Problem description: In this exercise, return the whole listing exactly, excluding any images.

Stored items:
※

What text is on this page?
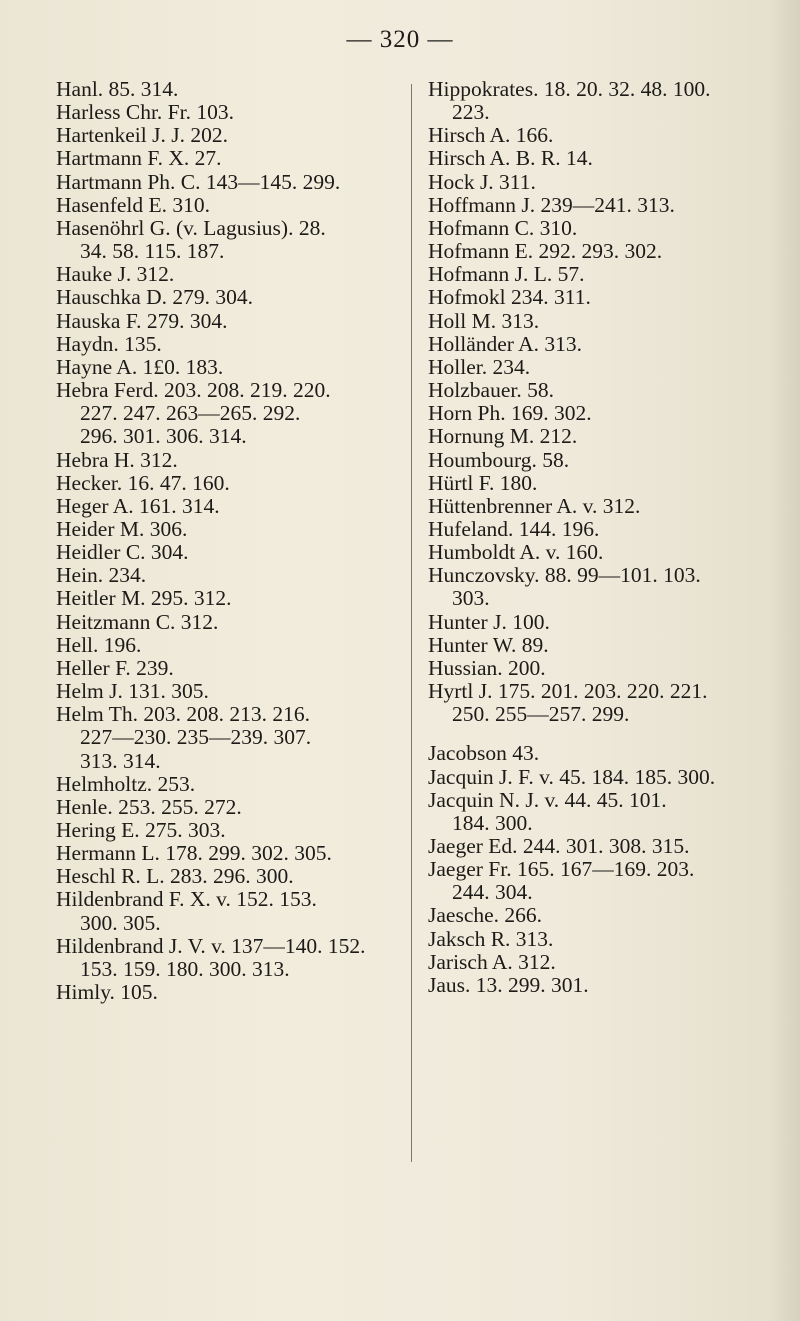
— 320 —
Hanl. 85. 314.
Harless Chr. Fr. 103.
Hartenkeil J. J. 202.
Hartmann F. X. 27.
Hartmann Ph. C. 143—145. 299.
Hasenfeld E. 310.
Hasenöhrl G. (v. Lagusius). 28.
34. 58. 115. 187.
Hauke J. 312.
Hauschka D. 279. 304.
Hauska F. 279. 304.
Haydn. 135.
Hayne A. 1£0. 183.
Hebra Ferd. 203. 208. 219. 220.
227. 247. 263—265. 292.
296. 301. 306. 314.
Hebra H. 312.
Hecker. 16. 47. 160.
Heger A. 161. 314.
Heider M. 306.
Heidler C. 304.
Hein. 234.
Heitler M. 295. 312.
Heitzmann C. 312.
Hell. 196.
Heller F. 239.
Helm J. 131. 305.
Helm Th. 203. 208. 213. 216.
227—230. 235—239. 307.
313. 314.
Helmholtz. 253.
Henle. 253. 255. 272.
Hering E. 275. 303.
Hermann L. 178. 299. 302. 305.
Heschl R. L. 283. 296. 300.
Hildenbrand F. X. v. 152. 153.
300. 305.
Hildenbrand J. V. v. 137—140. 152.
153. 159. 180. 300. 313.
Himly. 105.
Hippokrates. 18. 20. 32. 48. 100.
223.
Hirsch A. 166.
Hirsch A. B. R. 14.
Hock J. 311.
Hoffmann J. 239—241. 313.
Hofmann C. 310.
Hofmann E. 292. 293. 302.
Hofmann J. L. 57.
Hofmokl 234. 311.
Holl M. 313.
Holländer A. 313.
Holler. 234.
Holzbauer. 58.
Horn Ph. 169. 302.
Hornung M. 212.
Houmbourg. 58.
Hürtl F. 180.
Hüttenbrenner A. v. 312.
Hufeland. 144. 196.
Humboldt A. v. 160.
Hunczovsky. 88. 99—101. 103.
303.
Hunter J. 100.
Hunter W. 89.
Hussian. 200.
Hyrtl J. 175. 201. 203. 220. 221.
250. 255—257. 299.
Jacobson 43.
Jacquin J. F. v. 45. 184. 185. 300.
Jacquin N. J. v. 44. 45. 101.
184. 300.
Jaeger Ed. 244. 301. 308. 315.
Jaeger Fr. 165. 167—169. 203.
244. 304.
Jaesche. 266.
Jaksch R. 313.
Jarisch A. 312.
Jaus. 13. 299. 301.
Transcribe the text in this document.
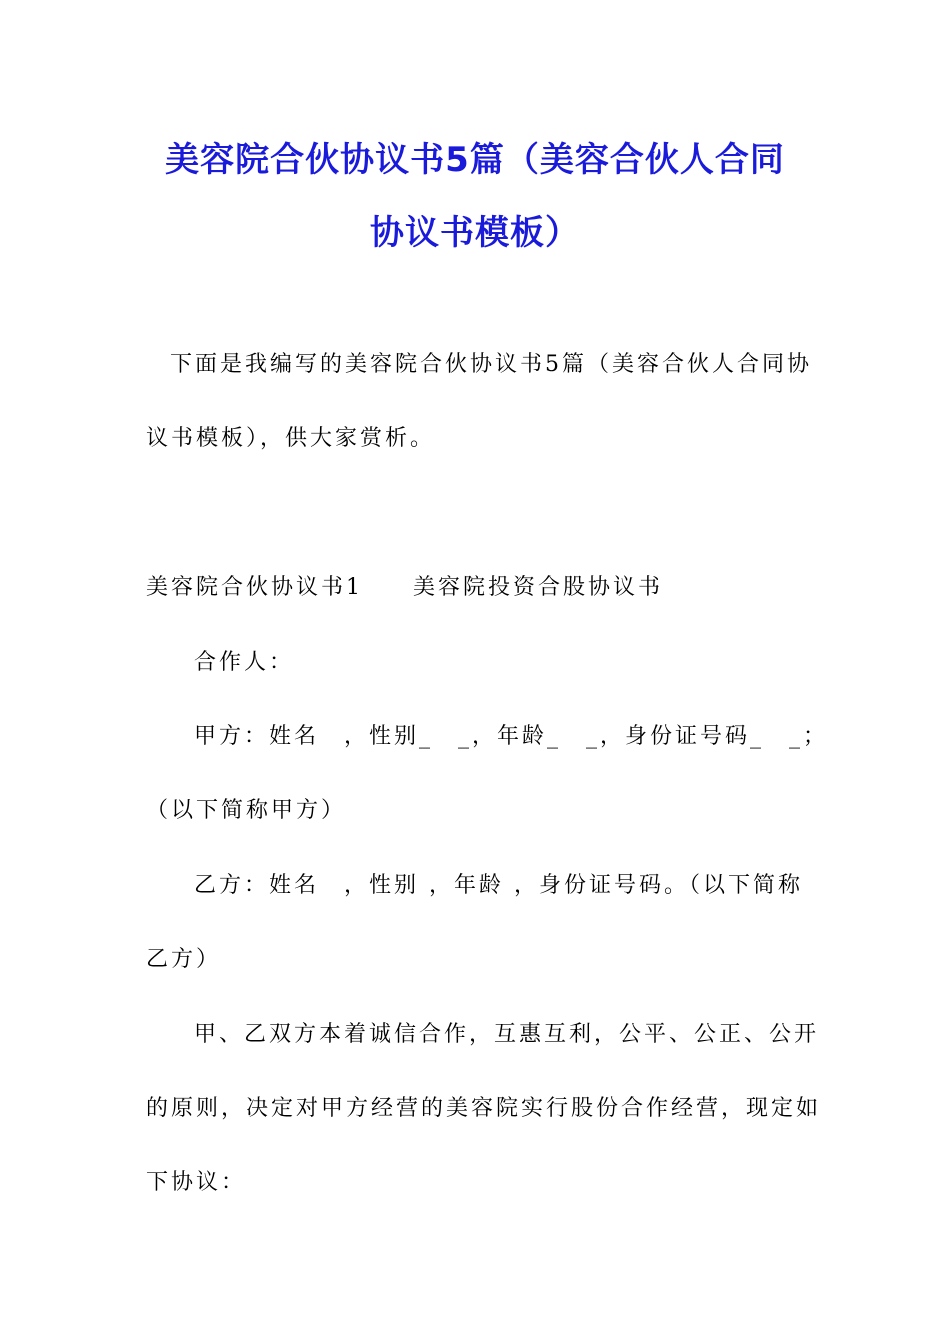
美容院合伙协议书5篇（美容合伙人合同
协议书模板）
下面是我编写的美容院合伙协议书5篇（美容合伙人合同协
议书模板），供大家赏析。
美容院合伙协议书1　　美容院投资合股协议书
合作人：
甲方：姓名　，性别_　_，年龄_　_，身份证号码_　_；
（以下简称甲方）
乙方：姓名　，性别 ，年龄 ，身份证号码。（以下简称
乙方）
甲、乙双方本着诚信合作，互惠互利，公平、公正、公开
的原则，决定对甲方经营的美容院实行股份合作经营，现定如
下协议：
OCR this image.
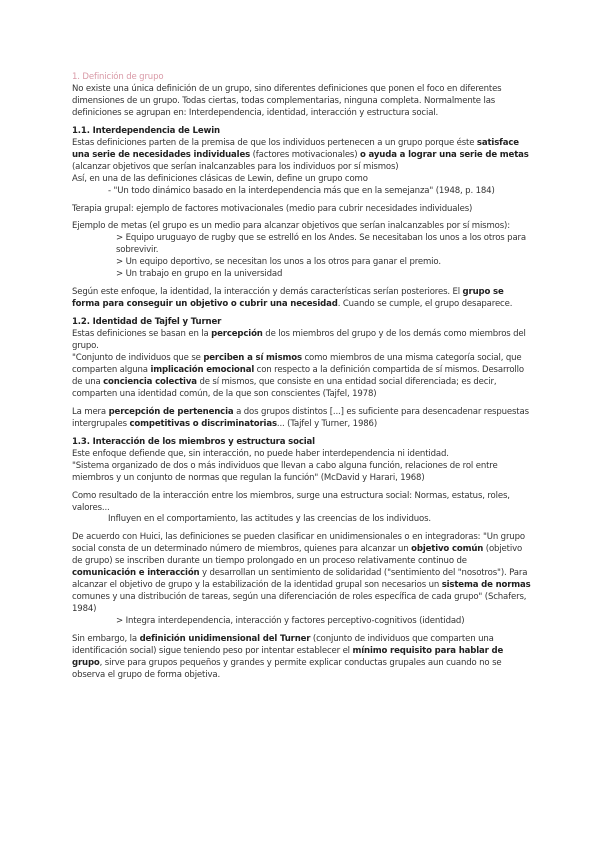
1. Definición de grupo

No existe una única definición de un grupo, sino diferentes definiciones que ponen el foco en diferentes dimensiones de un grupo. Todas ciertas, todas complementarias, ninguna completa. Normalmente las definiciones se agrupan en: Interdependencia, identidad, interacción y estructura social.

1.1. Interdependencia de Lewin

Estas definiciones parten de la premisa de que los individuos pertenecen a un grupo porque éste satisface una serie de necesidades individuales (factores motivacionales) o ayuda a lograr una serie de metas (alcanzar objetivos que serían inalcanzables para los individuos por sí mismos)

Así, en una de las definiciones clásicas de Lewin, define un grupo como

- "Un todo dinámico basado en la interdependencia más que en la semejanza" (1948, p. 184)

Terapia grupal: ejemplo de factores motivacionales (medio para cubrir necesidades individuales)

Ejemplo de metas (el grupo es un medio para alcanzar objetivos que serían inalcanzables por sí mismos):

> Equipo uruguayo de rugby que se estrelló en los Andes. Se necesitaban los unos a los otros para sobrevivir.

> Un equipo deportivo, se necesitan los unos a los otros para ganar el premio.

> Un trabajo en grupo en la universidad

Según este enfoque, la identidad, la interacción y demás características serían posteriores. El grupo se forma para conseguir un objetivo o cubrir una necesidad. Cuando se cumple, el grupo desaparece.

1.2. Identidad de Tajfel y Turner

Estas definiciones se basan en la percepción de los miembros del grupo y de los demás como miembros del grupo.

"Conjunto de individuos que se perciben a sí mismos como miembros de una misma categoría social, que comparten alguna implicación emocional con respecto a la definición compartida de sí mismos. Desarrollo de una conciencia colectiva de sí mismos, que consiste en una entidad social diferenciada; es decir, comparten una identidad común, de la que son conscientes (Tajfel, 1978)

La mera percepción de pertenencia a dos grupos distintos [...] es suficiente para desencadenar respuestas intergrupales competitivas o discriminatorias... (Tajfel y Turner, 1986)

1.3. Interacción de los miembros y estructura social

Este enfoque defiende que, sin interacción, no puede haber interdependencia ni identidad.

"Sistema organizado de dos o más individuos que llevan a cabo alguna función, relaciones de rol entre miembros y un conjunto de normas que regulan la función" (McDavid y Harari, 1968)

Como resultado de la interacción entre los miembros, surge una estructura social: Normas, estatus, roles, valores...

Influyen en el comportamiento, las actitudes y las creencias de los individuos.

De acuerdo con Huici, las definiciones se pueden clasificar en unidimensionales o en integradoras: "Un grupo social consta de un determinado número de miembros, quienes para alcanzar un objetivo común (objetivo de grupo) se inscriben durante un tiempo prolongado en un proceso relativamente continuo de comunicación e interacción y desarrollan un sentimiento de solidaridad ("sentimiento del "nosotros"). Para alcanzar el objetivo de grupo y la estabilización de la identidad grupal son necesarios un sistema de normas comunes y una distribución de tareas, según una diferenciación de roles específica de cada grupo" (Schafers, 1984)

> Integra interdependencia, interacción y factores perceptivo-cognitivos (identidad)

Sin embargo, la definición unidimensional del Turner (conjunto de individuos que comparten una identificación social) sigue teniendo peso por intentar establecer el mínimo requisito para hablar de grupo, sirve para grupos pequeños y grandes y permite explicar conductas grupales aun cuando no se observa el grupo de forma objetiva.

※

Solution for this problem:
What text is on this page?
— 320 —
Hanl. 85. 314.
Harless Chr. Fr. 103.
Hartenkeil J. J. 202.
Hartmann F. X. 27.
Hartmann Ph. C. 143—145. 299.
Hasenfeld E. 310.
Hasenöhrl G. (v. Lagusius). 28.
34. 58. 115. 187.
Hauke J. 312.
Hauschka D. 279. 304.
Hauska F. 279. 304.
Haydn. 135.
Hayne A. 1£0. 183.
Hebra Ferd. 203. 208. 219. 220.
227. 247. 263—265. 292.
296. 301. 306. 314.
Hebra H. 312.
Hecker. 16. 47. 160.
Heger A. 161. 314.
Heider M. 306.
Heidler C. 304.
Hein. 234.
Heitler M. 295. 312.
Heitzmann C. 312.
Hell. 196.
Heller F. 239.
Helm J. 131. 305.
Helm Th. 203. 208. 213. 216.
227—230. 235—239. 307.
313. 314.
Helmholtz. 253.
Henle. 253. 255. 272.
Hering E. 275. 303.
Hermann L. 178. 299. 302. 305.
Heschl R. L. 283. 296. 300.
Hildenbrand F. X. v. 152. 153.
300. 305.
Hildenbrand J. V. v. 137—140. 152.
153. 159. 180. 300. 313.
Himly. 105.
Hippokrates. 18. 20. 32. 48. 100.
223.
Hirsch A. 166.
Hirsch A. B. R. 14.
Hock J. 311.
Hoffmann J. 239—241. 313.
Hofmann C. 310.
Hofmann E. 292. 293. 302.
Hofmann J. L. 57.
Hofmokl 234. 311.
Holl M. 313.
Holländer A. 313.
Holler. 234.
Holzbauer. 58.
Horn Ph. 169. 302.
Hornung M. 212.
Houmbourg. 58.
Hürtl F. 180.
Hüttenbrenner A. v. 312.
Hufeland. 144. 196.
Humboldt A. v. 160.
Hunczovsky. 88. 99—101. 103.
303.
Hunter J. 100.
Hunter W. 89.
Hussian. 200.
Hyrtl J. 175. 201. 203. 220. 221.
250. 255—257. 299.
Jacobson 43.
Jacquin J. F. v. 45. 184. 185. 300.
Jacquin N. J. v. 44. 45. 101.
184. 300.
Jaeger Ed. 244. 301. 308. 315.
Jaeger Fr. 165. 167—169. 203.
244. 304.
Jaesche. 266.
Jaksch R. 313.
Jarisch A. 312.
Jaus. 13. 299. 301.
Transcribe the text in this document.
美容院合伙协议书5篇（美容合伙人合同
协议书模板）
下面是我编写的美容院合伙协议书5篇（美容合伙人合同协
议书模板），供大家赏析。
美容院合伙协议书1　　美容院投资合股协议书
合作人：
甲方：姓名　，性别_　_，年龄_　_，身份证号码_　_；
（以下简称甲方）
乙方：姓名　，性别 ，年龄 ，身份证号码。（以下简称
乙方）
甲、乙双方本着诚信合作，互惠互利，公平、公正、公开
的原则，决定对甲方经营的美容院实行股份合作经营，现定如
下协议：
OCR this image.
1. Definición de grupo

No existe una única definición de un grupo, sino diferentes definiciones que ponen el foco en diferentes dimensiones de un grupo. Todas ciertas, todas complementarias, ninguna completa. Normalmente las definiciones se agrupan en: Interdependencia, identidad, interacción y estructura social.

1.1. Interdependencia de Lewin

Estas definiciones parten de la premisa de que los individuos pertenecen a un grupo porque éste satisface una serie de necesidades individuales (factores motivacionales) o ayuda a lograr una serie de metas (alcanzar objetivos que serían inalcanzables para los individuos por sí mismos)

Así, en una de las definiciones clásicas de Lewin, define un grupo como

- "Un todo dinámico basado en la interdependencia más que en la semejanza" (1948, p. 184)

Terapia grupal: ejemplo de factores motivacionales (medio para cubrir necesidades individuales)

Ejemplo de metas (el grupo es un medio para alcanzar objetivos que serían inalcanzables por sí mismos):

> Equipo uruguayo de rugby que se estrelló en los Andes. Se necesitaban los unos a los otros para sobrevivir.

> Un equipo deportivo, se necesitan los unos a los otros para ganar el premio.

> Un trabajo en grupo en la universidad

Según este enfoque, la identidad, la interacción y demás características serían posteriores. El grupo se forma para conseguir un objetivo o cubrir una necesidad. Cuando se cumple, el grupo desaparece.

1.2. Identidad de Tajfel y Turner

Estas definiciones se basan en la percepción de los miembros del grupo y de los demás como miembros del grupo.

"Conjunto de individuos que se perciben a sí mismos como miembros de una misma categoría social, que comparten alguna implicación emocional con respecto a la definición compartida de sí mismos. Desarrollo de una conciencia colectiva de sí mismos, que consiste en una entidad social diferenciada; es decir, comparten una identidad común, de la que son conscientes (Tajfel, 1978)

La mera percepción de pertenencia a dos grupos distintos [...] es suficiente para desencadenar respuestas intergrupales competitivas o discriminatorias... (Tajfel y Turner, 1986)

1.3. Interacción de los miembros y estructura social

Este enfoque defiende que, sin interacción, no puede haber interdependencia ni identidad.

"Sistema organizado de dos o más individuos que llevan a cabo alguna función, relaciones de rol entre miembros y un conjunto de normas que regulan la función" (McDavid y Harari, 1968)

Como resultado de la interacción entre los miembros, surge una estructura social: Normas, estatus, roles, valores...

Influyen en el comportamiento, las actitudes y las creencias de los individuos.

De acuerdo con Huici, las definiciones se pueden clasificar en unidimensionales o en integradoras: "Un grupo social consta de un determinado número de miembros, quienes para alcanzar un objetivo común (objetivo de grupo) se inscriben durante un tiempo prolongado en un proceso relativamente continuo de comunicación e interacción y desarrollan un sentimiento de solidaridad ("sentimiento del "nosotros"). Para alcanzar el objetivo de grupo y la estabilización de la identidad grupal son necesarios un sistema de normas comunes y una distribución de tareas, según una diferenciación de roles específica de cada grupo" (Schafers, 1984)

> Integra interdependencia, interacción y factores perceptivo-cognitivos (identidad)

Sin embargo, la definición unidimensional del Turner (conjunto de individuos que comparten una identificación social) sigue teniendo peso por intentar establecer el mínimo requisito para hablar de grupo, sirve para grupos pequeños y grandes y permite explicar conductas grupales aun cuando no se observa el grupo de forma objetiva.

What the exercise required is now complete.